--- Start Data shown ---

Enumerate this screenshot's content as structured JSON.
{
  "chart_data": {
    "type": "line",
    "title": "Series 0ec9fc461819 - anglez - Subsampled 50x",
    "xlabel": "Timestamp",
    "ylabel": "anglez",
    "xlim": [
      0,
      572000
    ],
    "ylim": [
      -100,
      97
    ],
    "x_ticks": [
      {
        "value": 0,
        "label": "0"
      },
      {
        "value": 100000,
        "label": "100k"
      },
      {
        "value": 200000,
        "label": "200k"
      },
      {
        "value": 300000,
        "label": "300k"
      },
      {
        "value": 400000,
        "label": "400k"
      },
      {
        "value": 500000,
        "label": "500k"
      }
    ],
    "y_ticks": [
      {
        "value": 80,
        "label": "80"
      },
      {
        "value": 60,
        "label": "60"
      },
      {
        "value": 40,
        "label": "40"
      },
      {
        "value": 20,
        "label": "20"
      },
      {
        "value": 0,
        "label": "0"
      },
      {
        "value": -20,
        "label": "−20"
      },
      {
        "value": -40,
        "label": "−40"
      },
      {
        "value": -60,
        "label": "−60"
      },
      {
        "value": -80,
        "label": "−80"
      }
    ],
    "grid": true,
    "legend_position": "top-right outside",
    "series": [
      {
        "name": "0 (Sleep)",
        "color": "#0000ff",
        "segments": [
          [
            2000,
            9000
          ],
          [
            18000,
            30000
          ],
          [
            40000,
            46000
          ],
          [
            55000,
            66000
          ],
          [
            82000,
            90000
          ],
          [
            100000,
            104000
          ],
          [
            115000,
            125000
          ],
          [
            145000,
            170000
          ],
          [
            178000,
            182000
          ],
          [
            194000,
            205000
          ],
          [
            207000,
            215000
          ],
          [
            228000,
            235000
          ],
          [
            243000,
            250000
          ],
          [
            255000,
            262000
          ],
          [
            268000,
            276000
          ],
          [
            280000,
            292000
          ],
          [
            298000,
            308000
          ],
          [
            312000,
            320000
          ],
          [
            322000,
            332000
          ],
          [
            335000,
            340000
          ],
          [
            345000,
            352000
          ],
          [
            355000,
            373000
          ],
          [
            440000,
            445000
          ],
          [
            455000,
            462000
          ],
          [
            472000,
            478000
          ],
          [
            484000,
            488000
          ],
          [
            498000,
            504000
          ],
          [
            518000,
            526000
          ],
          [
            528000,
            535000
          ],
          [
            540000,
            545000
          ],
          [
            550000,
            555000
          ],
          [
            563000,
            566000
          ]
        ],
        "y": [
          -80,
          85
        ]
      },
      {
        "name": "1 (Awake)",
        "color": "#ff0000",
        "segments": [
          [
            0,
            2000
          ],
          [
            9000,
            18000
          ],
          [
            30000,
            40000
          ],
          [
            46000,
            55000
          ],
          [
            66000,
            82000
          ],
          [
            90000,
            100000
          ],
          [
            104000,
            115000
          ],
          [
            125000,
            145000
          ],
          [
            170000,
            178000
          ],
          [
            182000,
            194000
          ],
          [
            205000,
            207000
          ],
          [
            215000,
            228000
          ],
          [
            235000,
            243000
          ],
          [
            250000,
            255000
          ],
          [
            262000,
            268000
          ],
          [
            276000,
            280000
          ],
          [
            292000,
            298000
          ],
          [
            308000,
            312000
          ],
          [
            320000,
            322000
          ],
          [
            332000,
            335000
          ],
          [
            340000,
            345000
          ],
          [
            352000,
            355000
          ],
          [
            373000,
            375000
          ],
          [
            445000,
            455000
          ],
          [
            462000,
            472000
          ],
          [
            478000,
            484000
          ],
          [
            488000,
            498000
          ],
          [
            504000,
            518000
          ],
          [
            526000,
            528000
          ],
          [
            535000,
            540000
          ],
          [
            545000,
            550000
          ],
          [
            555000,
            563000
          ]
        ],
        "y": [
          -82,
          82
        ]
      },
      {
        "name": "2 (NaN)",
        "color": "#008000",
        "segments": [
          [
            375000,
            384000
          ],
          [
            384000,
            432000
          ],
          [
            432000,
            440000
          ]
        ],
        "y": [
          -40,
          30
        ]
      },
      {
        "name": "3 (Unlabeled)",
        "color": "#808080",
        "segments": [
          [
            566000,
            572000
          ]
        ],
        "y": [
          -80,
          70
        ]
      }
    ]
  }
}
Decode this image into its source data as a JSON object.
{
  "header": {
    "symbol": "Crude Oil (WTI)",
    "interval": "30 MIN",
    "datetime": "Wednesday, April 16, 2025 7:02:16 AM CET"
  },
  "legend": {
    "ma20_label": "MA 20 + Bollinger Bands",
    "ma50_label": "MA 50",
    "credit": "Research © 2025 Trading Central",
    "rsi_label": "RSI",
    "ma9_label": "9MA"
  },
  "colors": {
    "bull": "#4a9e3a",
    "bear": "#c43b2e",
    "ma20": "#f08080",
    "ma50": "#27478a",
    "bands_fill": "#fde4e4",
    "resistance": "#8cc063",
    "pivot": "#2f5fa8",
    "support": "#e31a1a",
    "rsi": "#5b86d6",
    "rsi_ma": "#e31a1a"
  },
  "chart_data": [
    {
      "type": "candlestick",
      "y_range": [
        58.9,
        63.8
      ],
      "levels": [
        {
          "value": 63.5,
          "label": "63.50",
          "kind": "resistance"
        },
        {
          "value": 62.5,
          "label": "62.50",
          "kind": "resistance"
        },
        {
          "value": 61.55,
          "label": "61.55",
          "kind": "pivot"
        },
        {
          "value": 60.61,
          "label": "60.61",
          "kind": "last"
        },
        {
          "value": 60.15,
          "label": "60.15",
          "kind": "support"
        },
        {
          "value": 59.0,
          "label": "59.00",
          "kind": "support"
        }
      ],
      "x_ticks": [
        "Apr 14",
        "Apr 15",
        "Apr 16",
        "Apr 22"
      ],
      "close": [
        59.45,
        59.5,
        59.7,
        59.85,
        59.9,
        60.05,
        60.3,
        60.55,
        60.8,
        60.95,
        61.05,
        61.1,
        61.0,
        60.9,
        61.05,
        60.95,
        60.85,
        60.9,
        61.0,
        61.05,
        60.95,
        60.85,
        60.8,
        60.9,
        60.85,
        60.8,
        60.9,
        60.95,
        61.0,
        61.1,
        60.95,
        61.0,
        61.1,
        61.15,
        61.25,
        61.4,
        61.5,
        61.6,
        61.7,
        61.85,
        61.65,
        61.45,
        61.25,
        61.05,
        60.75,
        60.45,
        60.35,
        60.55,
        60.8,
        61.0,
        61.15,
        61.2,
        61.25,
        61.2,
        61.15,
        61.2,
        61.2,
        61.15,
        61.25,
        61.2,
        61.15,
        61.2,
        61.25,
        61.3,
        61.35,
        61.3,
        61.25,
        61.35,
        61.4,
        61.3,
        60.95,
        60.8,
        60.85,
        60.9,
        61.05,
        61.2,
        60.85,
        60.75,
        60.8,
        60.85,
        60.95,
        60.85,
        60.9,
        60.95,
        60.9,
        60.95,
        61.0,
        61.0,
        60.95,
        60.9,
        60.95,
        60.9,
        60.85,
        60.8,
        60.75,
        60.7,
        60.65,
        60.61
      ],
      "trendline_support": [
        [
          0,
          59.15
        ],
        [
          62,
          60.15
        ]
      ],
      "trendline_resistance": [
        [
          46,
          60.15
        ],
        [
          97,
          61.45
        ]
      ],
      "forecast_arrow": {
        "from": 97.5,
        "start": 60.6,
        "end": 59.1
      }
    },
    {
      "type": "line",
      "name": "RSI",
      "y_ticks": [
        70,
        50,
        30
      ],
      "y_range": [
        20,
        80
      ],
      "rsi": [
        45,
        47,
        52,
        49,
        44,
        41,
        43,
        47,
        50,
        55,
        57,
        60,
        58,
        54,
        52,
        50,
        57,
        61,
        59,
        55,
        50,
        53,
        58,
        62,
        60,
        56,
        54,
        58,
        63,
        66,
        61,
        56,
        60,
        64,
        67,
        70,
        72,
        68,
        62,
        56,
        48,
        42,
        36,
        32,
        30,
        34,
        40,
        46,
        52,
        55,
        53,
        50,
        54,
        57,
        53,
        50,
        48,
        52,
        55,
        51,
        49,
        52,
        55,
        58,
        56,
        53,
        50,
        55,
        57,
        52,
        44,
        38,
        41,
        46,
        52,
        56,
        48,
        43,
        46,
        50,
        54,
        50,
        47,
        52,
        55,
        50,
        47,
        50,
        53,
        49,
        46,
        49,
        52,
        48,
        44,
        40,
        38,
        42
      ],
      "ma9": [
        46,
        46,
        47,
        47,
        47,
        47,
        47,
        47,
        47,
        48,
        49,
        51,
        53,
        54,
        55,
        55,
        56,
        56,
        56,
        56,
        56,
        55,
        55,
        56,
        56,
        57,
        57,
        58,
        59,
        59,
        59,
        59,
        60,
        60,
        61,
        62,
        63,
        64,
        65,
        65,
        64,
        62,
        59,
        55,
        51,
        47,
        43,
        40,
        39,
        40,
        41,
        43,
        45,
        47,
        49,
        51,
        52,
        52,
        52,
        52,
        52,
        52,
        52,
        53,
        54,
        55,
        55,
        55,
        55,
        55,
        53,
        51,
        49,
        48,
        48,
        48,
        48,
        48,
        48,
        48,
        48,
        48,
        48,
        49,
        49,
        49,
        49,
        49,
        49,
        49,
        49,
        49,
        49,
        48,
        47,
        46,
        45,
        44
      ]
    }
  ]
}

--- End Data shown ---

> Task statement: From the listing, copy every line where the string "JSON" appears.

> In response:
Enumerate this screenshot's content as structured JSON.
Decode this image into its source data as a JSON object.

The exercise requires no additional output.